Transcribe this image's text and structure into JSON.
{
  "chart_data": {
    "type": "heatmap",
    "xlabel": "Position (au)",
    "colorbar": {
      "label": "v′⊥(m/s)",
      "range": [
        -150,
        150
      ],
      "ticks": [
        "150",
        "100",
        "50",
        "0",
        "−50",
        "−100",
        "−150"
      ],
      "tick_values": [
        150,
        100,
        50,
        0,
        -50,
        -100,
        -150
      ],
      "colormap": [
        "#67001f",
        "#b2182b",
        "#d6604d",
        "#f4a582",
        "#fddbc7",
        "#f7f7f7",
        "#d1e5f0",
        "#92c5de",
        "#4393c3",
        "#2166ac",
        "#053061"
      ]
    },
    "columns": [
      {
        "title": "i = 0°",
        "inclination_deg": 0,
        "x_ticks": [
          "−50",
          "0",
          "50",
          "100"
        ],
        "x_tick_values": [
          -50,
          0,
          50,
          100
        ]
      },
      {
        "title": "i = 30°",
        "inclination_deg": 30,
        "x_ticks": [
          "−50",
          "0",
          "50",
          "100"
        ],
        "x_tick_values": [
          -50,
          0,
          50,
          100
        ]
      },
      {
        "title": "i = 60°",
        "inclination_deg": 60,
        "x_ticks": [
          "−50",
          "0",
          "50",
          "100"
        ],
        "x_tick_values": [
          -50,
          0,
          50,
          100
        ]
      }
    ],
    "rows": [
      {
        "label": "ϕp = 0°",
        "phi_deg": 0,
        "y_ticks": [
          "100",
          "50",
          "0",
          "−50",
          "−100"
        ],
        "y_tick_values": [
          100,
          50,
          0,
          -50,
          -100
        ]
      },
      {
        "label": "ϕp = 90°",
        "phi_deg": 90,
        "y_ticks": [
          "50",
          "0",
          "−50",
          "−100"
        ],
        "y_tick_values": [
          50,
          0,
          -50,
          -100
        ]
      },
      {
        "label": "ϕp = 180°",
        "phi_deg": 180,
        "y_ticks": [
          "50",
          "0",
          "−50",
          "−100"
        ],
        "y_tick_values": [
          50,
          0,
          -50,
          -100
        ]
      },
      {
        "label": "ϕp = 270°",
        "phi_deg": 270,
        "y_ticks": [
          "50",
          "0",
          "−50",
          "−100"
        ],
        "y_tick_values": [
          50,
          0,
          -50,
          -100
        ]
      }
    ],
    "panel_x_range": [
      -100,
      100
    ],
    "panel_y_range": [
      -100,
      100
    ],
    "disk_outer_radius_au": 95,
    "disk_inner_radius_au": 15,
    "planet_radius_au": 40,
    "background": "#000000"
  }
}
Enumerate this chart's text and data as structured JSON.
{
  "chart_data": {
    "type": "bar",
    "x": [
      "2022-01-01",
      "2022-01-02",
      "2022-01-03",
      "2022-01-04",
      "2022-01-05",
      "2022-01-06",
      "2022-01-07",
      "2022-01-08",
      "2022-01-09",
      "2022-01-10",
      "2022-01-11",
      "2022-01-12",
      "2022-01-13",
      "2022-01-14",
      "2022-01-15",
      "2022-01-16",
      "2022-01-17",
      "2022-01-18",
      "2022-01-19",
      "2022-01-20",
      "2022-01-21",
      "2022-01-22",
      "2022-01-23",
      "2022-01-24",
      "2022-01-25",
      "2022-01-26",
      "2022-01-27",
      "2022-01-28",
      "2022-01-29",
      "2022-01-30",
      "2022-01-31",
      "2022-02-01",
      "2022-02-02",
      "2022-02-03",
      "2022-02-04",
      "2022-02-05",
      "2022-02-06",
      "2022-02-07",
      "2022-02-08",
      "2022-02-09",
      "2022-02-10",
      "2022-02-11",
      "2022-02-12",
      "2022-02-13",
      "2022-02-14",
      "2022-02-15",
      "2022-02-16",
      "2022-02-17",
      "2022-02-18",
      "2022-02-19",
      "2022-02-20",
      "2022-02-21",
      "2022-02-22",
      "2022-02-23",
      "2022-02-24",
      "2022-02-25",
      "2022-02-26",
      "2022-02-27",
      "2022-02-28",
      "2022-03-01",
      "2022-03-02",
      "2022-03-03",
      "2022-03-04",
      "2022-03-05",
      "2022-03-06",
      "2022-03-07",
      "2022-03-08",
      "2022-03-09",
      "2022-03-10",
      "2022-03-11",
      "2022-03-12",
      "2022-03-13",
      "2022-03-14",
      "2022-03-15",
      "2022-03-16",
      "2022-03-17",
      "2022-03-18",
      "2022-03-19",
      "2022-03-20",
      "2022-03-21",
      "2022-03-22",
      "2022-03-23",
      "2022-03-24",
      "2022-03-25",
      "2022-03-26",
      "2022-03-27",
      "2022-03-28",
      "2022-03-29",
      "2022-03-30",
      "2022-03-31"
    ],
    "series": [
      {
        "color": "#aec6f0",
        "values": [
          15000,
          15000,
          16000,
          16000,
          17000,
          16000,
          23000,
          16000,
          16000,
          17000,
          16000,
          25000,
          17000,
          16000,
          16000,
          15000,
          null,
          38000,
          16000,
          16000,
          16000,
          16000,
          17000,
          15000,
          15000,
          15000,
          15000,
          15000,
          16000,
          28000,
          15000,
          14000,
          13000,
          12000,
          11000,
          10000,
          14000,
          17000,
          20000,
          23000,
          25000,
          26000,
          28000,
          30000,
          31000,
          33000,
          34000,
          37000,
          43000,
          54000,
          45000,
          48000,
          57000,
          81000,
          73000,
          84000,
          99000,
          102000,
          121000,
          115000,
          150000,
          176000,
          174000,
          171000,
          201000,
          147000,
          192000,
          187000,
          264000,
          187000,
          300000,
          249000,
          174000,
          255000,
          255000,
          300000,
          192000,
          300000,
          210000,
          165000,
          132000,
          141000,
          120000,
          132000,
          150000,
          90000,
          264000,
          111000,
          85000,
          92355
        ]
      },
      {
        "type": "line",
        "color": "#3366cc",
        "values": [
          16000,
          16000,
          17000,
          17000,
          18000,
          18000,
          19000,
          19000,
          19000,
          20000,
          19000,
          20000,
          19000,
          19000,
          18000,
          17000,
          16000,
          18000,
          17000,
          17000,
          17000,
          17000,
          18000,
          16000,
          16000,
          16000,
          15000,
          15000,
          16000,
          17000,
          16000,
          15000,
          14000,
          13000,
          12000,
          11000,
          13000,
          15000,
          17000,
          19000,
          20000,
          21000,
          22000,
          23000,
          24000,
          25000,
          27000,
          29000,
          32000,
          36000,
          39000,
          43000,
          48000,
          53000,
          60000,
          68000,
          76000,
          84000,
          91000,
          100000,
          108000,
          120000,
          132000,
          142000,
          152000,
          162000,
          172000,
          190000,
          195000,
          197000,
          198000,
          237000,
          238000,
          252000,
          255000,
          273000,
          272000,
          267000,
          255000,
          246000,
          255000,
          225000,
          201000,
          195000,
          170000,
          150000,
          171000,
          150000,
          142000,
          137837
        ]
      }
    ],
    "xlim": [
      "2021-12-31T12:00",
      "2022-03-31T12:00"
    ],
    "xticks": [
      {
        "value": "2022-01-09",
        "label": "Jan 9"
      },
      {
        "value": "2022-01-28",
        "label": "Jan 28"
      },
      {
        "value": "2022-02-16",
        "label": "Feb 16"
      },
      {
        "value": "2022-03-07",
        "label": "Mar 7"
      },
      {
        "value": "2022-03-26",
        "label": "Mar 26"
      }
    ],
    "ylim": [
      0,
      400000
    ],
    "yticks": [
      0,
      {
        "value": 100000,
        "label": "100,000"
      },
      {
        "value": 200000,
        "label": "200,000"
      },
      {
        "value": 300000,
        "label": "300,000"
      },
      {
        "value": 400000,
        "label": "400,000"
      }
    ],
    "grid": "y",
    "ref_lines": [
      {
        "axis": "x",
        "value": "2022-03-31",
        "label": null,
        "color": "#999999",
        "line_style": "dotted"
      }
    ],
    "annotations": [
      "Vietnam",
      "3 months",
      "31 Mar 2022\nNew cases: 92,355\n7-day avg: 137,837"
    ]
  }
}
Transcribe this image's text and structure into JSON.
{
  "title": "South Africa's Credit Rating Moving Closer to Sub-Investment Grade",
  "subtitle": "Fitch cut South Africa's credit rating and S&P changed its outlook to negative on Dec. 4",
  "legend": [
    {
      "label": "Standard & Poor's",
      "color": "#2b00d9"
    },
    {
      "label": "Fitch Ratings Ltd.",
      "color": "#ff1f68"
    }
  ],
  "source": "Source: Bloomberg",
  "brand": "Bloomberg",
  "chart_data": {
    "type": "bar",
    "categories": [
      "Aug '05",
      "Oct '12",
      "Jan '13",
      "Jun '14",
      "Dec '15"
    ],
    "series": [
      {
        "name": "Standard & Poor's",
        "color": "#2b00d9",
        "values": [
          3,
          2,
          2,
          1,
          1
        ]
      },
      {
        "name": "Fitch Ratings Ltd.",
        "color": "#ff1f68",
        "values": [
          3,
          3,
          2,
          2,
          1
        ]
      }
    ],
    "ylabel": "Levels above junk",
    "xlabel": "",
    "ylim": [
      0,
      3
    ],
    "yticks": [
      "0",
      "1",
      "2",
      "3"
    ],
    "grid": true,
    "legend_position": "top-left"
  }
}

------------------------------------------------------------

_BRIEF:_ Go over the data above and copy every line that has the word "Standard" in it.

_ANSWER TO THIS TASK:_
      "label": "Standard & Poor's",
        "name": "Standard & Poor's",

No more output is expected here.